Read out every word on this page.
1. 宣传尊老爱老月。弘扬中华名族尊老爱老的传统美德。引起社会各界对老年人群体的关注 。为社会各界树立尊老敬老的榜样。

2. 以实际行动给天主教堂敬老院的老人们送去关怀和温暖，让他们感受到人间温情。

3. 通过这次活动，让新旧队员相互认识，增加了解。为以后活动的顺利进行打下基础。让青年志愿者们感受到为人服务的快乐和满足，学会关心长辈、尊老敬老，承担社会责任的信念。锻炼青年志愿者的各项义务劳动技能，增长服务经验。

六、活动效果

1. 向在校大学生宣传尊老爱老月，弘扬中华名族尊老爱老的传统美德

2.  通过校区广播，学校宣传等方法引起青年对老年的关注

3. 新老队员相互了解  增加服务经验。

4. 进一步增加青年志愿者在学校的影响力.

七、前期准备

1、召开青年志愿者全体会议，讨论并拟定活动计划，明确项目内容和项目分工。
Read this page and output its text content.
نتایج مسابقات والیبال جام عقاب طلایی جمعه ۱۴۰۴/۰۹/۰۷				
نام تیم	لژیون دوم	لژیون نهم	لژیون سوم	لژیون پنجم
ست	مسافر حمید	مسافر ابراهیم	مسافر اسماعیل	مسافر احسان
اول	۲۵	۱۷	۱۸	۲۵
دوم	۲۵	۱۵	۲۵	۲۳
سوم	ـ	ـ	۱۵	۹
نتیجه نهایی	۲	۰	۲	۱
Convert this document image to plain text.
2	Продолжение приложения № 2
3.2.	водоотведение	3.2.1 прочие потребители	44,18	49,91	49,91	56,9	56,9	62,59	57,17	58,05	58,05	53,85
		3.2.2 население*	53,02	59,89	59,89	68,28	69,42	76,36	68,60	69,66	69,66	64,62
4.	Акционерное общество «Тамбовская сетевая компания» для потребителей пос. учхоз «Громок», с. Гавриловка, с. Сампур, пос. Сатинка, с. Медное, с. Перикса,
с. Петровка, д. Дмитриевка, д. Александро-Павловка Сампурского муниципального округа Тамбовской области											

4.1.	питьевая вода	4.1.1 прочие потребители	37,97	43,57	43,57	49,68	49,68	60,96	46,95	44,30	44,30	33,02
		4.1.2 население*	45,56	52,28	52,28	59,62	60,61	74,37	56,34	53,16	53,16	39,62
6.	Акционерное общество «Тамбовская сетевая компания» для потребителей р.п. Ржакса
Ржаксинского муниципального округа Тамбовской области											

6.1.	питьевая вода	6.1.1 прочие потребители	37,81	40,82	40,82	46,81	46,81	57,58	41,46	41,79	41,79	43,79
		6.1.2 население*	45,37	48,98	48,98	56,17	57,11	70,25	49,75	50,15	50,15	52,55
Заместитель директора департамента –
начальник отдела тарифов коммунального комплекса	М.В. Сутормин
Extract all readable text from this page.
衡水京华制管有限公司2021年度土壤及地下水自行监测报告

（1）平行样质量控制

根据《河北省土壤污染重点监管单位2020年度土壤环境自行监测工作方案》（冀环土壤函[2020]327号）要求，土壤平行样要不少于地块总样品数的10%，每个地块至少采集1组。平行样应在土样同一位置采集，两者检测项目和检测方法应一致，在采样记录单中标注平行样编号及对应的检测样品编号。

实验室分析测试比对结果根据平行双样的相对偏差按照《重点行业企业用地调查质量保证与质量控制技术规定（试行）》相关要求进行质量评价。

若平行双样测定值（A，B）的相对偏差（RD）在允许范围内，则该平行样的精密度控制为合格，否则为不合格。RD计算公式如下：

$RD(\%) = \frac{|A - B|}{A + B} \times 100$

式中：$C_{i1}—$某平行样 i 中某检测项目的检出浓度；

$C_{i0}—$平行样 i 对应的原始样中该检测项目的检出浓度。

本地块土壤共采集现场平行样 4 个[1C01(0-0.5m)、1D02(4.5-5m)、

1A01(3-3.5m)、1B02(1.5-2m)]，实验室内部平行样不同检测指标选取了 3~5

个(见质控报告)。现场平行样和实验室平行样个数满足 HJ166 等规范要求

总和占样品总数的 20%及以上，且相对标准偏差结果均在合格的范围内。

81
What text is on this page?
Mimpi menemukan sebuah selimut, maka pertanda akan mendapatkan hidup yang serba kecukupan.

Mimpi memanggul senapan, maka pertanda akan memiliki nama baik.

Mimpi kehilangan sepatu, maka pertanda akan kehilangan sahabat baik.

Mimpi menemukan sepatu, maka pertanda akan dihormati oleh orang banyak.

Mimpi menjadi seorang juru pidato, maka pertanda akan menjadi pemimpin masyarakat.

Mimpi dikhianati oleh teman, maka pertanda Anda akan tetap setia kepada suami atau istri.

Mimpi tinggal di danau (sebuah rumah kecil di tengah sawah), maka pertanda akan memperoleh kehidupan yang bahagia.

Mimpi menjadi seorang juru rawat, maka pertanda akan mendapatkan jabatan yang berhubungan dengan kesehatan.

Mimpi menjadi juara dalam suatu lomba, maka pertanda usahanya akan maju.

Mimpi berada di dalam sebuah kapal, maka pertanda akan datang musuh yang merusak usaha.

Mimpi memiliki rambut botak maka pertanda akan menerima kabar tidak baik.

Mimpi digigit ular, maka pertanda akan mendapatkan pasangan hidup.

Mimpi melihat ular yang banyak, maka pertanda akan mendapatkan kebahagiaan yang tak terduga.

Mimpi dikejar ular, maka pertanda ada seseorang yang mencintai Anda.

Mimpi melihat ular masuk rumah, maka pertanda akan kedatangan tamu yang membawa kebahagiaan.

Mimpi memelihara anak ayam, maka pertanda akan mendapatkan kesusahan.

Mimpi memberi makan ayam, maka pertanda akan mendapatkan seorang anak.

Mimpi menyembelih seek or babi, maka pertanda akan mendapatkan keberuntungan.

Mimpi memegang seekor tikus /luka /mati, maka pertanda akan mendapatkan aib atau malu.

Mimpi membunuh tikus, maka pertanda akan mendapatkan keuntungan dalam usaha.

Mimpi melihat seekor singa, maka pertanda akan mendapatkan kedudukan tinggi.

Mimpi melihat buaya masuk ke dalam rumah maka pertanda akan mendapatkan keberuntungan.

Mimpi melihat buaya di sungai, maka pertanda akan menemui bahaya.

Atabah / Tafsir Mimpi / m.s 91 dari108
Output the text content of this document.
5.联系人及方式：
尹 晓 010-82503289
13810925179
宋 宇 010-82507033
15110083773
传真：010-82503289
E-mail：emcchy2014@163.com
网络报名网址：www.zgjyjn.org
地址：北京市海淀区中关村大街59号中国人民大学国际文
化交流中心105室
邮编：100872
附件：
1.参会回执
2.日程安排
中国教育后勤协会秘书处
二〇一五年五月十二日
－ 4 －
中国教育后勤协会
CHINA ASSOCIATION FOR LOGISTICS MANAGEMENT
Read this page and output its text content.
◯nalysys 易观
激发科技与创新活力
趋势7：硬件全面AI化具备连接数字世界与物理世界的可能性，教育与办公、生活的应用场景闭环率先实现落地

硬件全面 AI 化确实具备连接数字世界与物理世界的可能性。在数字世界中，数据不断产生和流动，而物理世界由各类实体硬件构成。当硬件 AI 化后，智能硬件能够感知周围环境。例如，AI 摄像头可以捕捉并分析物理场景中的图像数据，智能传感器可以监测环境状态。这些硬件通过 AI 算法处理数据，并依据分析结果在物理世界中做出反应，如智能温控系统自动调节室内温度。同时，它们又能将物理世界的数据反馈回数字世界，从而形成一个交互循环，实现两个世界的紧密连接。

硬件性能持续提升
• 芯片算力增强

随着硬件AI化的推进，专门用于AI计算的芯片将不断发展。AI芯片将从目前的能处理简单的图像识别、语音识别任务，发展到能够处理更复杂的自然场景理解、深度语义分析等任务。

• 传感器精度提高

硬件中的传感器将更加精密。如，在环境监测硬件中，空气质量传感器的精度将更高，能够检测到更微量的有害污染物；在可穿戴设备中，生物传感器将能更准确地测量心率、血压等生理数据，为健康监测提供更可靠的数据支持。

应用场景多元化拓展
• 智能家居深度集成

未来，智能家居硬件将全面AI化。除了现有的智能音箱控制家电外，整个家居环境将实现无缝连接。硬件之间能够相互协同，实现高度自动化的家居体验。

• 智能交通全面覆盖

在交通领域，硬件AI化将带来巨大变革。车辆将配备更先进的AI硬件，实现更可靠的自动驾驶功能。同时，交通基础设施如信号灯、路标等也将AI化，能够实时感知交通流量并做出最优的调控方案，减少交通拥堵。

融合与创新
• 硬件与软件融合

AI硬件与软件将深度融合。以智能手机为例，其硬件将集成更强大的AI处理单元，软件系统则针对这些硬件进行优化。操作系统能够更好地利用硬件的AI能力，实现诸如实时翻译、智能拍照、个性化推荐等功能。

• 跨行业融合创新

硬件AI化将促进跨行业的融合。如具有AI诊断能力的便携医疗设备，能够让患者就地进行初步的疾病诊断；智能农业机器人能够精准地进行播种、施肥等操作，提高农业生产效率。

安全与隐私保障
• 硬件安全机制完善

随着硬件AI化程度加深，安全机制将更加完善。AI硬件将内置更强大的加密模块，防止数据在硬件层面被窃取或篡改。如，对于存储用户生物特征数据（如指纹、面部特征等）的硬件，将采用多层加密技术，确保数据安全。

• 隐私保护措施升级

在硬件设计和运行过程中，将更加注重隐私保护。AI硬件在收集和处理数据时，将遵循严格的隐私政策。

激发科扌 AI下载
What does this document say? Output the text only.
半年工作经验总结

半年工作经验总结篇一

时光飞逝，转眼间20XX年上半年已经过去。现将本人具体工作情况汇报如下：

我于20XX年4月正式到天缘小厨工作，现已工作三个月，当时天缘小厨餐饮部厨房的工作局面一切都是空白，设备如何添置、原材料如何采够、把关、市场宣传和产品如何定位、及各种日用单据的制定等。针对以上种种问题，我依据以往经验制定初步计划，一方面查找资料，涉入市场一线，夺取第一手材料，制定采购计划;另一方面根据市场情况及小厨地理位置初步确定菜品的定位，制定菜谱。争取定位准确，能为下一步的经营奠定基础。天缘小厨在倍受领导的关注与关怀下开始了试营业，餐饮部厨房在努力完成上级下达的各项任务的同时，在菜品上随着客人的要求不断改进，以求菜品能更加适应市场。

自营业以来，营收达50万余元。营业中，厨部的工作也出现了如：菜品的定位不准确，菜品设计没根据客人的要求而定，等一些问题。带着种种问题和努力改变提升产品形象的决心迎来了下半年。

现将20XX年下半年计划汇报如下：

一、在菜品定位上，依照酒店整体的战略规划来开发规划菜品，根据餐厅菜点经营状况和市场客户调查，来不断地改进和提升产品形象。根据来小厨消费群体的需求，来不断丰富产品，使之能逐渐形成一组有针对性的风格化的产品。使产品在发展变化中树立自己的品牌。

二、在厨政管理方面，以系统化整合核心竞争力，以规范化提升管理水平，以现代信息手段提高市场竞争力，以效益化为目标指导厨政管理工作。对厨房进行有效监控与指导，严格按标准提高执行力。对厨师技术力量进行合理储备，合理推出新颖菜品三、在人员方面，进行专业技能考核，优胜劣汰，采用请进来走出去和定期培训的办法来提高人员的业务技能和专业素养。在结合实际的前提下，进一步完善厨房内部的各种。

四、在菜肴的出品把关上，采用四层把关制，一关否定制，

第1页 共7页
◆ ◆ ◆ ◆ ◆ ◆ ◆
▶ _STATED TASK_
Copy down every line of the entries containing the word "juru".

▶ _EXERCISE SOLUTION_
Mimpi menjadi seorang juru pidato, maka pertanda akan menjadi pemimpin masyarakat.
Mimpi menjadi seorang juru rawat, maka pertanda akan mendapatkan jabatan yang berhubungan dengan kesehatan.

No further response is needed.